## WHAT IS ASKED
Compute how many lines in the entries below contain "name", and output nothing but the number.
----- INPUT RECORDS
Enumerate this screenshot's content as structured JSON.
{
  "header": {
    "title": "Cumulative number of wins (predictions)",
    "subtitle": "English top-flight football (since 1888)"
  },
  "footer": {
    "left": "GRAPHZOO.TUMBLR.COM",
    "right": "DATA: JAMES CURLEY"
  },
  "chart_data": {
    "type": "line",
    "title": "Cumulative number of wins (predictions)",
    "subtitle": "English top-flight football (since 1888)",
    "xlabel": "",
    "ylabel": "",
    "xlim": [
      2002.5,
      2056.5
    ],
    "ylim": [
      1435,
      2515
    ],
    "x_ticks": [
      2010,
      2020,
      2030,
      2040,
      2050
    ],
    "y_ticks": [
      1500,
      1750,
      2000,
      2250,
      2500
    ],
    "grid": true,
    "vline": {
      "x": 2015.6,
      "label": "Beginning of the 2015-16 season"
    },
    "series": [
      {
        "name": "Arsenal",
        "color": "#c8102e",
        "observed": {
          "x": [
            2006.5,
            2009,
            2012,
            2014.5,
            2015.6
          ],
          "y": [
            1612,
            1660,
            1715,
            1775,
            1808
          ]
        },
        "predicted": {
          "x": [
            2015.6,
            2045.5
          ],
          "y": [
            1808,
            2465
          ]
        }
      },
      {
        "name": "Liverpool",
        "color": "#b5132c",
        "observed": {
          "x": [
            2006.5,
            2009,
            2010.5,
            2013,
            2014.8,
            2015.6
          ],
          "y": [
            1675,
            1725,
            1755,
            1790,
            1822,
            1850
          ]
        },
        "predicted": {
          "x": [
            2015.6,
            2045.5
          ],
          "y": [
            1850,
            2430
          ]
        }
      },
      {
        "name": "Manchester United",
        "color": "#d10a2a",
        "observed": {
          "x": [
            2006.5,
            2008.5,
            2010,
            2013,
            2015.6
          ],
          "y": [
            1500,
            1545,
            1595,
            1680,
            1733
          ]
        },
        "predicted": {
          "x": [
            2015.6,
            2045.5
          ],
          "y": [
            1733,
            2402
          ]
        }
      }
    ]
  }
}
----------
## FINAL RESULT
3